Exercise details → Which lines below hold the word "Stream"? Copy all of them.

## START

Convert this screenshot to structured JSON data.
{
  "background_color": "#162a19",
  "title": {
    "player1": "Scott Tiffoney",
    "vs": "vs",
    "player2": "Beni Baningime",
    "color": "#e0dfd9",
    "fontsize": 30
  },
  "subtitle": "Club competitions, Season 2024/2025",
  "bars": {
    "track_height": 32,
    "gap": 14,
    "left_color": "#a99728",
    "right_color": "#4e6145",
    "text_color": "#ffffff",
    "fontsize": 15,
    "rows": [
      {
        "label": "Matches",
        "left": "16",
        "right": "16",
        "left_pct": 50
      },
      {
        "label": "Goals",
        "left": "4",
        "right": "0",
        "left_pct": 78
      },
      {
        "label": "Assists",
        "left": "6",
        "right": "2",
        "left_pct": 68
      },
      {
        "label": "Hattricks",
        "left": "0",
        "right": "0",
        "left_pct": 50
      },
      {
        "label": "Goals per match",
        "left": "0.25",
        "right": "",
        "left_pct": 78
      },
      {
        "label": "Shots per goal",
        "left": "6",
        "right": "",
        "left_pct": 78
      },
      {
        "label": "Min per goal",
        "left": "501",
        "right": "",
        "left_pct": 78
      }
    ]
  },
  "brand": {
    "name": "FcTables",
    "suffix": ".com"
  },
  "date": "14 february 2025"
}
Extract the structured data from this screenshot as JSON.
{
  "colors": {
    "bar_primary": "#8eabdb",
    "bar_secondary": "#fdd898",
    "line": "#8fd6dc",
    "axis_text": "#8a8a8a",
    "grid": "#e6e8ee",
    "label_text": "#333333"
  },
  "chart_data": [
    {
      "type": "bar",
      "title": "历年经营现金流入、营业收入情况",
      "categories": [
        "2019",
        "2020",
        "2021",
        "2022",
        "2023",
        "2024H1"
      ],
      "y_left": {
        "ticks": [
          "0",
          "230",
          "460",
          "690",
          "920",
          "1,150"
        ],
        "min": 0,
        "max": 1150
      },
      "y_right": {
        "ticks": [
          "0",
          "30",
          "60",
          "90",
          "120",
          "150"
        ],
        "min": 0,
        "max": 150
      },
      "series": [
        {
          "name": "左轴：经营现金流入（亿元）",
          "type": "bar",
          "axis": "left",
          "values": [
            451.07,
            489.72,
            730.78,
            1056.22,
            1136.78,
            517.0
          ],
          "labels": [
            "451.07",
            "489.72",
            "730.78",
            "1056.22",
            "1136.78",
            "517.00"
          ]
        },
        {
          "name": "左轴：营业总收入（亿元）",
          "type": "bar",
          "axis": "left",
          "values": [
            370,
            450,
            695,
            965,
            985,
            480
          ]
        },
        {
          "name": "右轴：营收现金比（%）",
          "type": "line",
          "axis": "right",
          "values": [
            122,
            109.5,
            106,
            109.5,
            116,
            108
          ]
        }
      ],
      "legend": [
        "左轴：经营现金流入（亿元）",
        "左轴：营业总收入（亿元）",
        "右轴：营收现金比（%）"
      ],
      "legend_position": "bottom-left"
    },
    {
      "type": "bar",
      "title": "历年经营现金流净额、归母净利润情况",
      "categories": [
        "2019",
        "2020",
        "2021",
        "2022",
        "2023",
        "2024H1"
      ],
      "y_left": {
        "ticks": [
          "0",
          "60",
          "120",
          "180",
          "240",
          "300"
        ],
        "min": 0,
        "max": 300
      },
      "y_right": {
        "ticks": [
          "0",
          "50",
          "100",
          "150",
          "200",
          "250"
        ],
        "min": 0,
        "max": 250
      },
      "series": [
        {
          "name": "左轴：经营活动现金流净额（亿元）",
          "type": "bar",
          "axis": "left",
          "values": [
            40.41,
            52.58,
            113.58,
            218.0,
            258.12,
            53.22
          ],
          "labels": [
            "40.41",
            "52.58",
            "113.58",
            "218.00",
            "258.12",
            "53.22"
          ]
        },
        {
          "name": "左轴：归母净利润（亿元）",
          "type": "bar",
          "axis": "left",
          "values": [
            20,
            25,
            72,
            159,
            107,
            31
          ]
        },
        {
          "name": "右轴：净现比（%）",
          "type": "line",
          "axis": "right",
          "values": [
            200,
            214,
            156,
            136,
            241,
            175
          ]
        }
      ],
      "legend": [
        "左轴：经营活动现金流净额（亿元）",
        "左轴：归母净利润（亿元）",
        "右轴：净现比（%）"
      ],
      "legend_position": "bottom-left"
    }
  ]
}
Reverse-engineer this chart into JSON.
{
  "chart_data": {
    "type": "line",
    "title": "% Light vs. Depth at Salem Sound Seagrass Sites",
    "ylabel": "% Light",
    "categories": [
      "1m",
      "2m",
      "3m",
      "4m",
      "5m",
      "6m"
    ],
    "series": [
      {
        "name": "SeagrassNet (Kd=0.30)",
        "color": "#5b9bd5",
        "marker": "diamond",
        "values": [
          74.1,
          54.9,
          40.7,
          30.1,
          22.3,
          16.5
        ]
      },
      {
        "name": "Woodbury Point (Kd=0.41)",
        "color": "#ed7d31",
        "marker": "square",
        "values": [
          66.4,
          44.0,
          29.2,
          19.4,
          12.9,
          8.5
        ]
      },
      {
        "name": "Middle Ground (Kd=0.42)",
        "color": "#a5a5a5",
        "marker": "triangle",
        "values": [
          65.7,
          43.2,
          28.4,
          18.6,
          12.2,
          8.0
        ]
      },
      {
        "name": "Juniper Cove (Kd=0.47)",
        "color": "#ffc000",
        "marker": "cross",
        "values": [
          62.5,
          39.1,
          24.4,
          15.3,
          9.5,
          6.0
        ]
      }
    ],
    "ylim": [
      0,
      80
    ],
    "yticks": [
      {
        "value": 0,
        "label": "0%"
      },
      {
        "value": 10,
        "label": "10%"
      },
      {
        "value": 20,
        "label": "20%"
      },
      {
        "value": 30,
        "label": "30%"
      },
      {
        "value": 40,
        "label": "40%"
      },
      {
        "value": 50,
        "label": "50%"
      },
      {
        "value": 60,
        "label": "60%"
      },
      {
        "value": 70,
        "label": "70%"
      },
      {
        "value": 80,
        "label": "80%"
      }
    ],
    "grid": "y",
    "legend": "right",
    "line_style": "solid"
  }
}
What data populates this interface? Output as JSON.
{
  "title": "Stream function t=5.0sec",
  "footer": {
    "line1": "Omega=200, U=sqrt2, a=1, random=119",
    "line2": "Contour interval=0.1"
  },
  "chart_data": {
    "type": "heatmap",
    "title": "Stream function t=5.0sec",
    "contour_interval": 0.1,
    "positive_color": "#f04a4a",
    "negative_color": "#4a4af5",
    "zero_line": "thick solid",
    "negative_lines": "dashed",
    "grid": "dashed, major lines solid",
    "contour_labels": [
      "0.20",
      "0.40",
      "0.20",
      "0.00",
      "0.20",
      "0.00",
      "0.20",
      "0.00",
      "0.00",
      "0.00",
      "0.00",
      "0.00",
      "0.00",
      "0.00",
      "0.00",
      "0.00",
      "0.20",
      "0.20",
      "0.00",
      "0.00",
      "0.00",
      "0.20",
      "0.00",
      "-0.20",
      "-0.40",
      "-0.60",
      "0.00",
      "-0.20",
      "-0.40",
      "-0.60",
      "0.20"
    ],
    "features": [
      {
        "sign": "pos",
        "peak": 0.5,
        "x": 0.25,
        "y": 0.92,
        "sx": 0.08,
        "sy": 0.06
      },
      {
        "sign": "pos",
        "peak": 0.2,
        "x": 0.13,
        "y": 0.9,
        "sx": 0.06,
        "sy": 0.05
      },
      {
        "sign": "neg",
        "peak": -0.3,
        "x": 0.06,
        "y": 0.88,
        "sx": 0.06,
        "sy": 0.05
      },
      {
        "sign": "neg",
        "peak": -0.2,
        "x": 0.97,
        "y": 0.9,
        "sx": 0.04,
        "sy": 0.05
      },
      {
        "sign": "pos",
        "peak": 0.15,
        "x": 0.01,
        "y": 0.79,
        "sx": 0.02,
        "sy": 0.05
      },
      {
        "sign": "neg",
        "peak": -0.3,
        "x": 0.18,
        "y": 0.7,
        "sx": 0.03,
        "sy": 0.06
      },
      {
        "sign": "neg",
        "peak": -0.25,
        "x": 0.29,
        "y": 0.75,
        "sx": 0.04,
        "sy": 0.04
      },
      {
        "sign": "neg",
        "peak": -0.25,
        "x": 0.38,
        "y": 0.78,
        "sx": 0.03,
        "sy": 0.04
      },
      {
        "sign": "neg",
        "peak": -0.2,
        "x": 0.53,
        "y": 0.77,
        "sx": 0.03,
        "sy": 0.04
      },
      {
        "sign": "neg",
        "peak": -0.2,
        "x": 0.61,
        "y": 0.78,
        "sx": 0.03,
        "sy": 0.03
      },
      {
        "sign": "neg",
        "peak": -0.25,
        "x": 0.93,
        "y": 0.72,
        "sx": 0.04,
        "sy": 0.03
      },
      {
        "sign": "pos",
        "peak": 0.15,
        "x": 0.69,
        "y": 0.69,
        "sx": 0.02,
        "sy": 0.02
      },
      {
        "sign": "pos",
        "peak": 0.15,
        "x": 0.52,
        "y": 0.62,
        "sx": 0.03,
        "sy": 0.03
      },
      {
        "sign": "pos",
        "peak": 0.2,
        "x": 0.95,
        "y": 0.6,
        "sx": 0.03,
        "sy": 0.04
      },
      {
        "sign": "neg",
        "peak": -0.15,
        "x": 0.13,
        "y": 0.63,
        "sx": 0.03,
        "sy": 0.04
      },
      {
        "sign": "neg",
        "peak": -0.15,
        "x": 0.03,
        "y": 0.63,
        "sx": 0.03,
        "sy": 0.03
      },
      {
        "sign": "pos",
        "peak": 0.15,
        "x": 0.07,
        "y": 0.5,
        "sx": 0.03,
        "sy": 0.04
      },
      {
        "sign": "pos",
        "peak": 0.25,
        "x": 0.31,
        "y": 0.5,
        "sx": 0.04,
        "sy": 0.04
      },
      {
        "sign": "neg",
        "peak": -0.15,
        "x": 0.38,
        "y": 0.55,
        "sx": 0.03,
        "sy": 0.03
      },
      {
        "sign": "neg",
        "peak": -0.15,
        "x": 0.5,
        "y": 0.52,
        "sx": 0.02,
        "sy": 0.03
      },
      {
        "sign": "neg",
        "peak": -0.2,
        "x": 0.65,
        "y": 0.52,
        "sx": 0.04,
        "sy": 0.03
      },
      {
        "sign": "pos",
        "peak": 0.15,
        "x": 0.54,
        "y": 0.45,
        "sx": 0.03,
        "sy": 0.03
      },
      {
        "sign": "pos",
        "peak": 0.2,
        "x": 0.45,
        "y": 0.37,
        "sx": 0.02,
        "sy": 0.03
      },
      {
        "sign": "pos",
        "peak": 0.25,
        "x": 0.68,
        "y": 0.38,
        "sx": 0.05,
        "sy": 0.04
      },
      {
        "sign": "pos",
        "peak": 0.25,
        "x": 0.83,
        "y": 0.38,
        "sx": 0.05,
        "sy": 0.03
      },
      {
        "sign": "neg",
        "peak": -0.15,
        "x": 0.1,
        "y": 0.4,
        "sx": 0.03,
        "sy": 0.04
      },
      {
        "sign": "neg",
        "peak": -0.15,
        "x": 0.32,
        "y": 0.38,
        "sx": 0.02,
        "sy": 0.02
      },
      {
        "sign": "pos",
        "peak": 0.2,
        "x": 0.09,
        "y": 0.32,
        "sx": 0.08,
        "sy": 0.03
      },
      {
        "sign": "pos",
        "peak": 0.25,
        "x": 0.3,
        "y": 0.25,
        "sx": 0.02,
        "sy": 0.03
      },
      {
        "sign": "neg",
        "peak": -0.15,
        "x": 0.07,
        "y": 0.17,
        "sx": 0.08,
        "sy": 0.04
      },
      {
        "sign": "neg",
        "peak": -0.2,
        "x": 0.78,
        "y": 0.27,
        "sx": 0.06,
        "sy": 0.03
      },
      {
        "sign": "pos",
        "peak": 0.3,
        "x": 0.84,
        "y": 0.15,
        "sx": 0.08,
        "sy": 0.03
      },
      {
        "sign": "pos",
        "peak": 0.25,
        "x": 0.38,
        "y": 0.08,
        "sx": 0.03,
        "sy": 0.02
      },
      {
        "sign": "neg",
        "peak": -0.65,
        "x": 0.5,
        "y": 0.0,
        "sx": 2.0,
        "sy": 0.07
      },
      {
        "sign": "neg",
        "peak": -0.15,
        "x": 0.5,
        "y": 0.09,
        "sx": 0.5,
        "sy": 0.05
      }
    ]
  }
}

## END

Task response →
  "title": "Stream function t=5.0sec",
    "title": "Stream function t=5.0sec",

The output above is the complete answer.